## Task to carry out
In the listing below, find every line containing "Medio" and copy it out.

--- begin Material for the task ---

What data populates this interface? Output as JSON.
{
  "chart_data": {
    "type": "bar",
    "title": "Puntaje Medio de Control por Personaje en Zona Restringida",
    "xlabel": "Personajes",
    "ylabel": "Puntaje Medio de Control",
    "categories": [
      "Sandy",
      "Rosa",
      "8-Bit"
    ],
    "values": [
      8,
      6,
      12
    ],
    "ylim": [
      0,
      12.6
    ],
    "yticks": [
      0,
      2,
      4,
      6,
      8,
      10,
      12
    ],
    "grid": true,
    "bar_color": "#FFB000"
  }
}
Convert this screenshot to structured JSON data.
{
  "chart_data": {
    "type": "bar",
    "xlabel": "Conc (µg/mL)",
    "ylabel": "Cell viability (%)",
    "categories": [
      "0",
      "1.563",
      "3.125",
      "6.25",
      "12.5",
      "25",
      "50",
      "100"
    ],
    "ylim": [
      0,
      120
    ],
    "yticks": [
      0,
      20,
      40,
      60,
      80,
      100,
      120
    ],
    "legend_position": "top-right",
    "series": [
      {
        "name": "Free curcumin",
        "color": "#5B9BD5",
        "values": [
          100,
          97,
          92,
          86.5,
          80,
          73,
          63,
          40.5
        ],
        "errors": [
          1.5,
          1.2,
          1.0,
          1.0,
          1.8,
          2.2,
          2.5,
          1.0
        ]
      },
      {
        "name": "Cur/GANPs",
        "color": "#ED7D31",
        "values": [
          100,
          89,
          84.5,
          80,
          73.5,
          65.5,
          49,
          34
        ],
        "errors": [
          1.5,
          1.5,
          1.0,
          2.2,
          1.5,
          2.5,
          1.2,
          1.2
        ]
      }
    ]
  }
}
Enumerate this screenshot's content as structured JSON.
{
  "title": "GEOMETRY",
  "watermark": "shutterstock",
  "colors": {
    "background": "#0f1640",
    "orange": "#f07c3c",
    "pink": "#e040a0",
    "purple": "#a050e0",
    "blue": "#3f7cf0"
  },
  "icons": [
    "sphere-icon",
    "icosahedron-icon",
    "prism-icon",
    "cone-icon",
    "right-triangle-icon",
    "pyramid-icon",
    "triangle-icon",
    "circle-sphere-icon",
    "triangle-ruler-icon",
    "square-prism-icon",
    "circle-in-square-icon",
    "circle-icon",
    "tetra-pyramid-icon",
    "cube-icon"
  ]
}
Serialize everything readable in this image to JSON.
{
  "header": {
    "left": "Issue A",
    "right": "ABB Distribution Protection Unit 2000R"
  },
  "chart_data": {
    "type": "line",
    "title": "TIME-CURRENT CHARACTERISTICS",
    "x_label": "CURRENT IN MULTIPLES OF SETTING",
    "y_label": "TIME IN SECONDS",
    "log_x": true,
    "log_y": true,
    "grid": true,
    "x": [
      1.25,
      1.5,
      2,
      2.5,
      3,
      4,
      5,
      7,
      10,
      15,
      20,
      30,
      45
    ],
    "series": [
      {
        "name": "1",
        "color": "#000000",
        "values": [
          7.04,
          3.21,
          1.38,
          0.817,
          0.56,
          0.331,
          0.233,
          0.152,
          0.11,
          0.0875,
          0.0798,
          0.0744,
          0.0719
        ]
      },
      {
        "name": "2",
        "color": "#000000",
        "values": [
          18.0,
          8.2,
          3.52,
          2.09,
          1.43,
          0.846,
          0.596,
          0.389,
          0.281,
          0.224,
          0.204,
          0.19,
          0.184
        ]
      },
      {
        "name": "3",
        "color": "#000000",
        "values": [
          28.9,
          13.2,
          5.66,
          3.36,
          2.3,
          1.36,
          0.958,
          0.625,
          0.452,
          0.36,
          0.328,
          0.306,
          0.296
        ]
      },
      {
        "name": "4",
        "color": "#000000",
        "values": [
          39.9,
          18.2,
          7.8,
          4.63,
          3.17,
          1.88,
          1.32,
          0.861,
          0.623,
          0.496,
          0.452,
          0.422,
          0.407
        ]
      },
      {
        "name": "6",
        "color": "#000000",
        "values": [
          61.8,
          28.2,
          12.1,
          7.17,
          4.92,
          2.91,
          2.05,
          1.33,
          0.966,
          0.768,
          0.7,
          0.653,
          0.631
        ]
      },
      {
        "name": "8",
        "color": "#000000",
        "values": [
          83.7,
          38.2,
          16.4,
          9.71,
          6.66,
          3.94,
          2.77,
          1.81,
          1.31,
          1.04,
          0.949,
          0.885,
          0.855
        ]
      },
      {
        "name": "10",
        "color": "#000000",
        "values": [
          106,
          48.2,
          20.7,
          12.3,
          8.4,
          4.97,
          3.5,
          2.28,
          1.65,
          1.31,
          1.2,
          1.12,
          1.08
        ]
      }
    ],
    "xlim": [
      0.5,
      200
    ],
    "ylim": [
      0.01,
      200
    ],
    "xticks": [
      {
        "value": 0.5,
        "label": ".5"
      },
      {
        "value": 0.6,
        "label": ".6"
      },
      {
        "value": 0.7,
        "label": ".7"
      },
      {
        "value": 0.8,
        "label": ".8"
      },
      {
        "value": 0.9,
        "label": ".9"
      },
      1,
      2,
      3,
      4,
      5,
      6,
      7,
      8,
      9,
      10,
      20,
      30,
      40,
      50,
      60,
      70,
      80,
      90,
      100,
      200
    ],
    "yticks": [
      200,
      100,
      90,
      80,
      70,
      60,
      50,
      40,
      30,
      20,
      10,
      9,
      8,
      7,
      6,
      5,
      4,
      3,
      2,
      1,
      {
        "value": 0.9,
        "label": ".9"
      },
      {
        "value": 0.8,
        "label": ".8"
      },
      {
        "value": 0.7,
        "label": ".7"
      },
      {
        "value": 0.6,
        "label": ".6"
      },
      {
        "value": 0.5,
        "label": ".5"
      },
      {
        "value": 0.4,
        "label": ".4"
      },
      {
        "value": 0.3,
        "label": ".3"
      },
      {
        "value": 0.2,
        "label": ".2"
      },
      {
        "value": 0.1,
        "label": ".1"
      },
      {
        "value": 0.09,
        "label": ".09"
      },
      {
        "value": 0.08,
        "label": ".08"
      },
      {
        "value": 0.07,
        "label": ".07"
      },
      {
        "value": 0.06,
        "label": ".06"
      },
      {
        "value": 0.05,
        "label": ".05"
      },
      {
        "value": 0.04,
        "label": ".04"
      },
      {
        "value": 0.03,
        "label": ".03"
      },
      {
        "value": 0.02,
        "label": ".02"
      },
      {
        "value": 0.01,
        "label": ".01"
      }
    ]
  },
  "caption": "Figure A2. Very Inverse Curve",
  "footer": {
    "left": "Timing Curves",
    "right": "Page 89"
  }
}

--- end Material for the task ---

## Correct result
    "title": "Puntaje Medio de Control por Personaje en Zona Restringida",
    "ylabel": "Puntaje Medio de Control",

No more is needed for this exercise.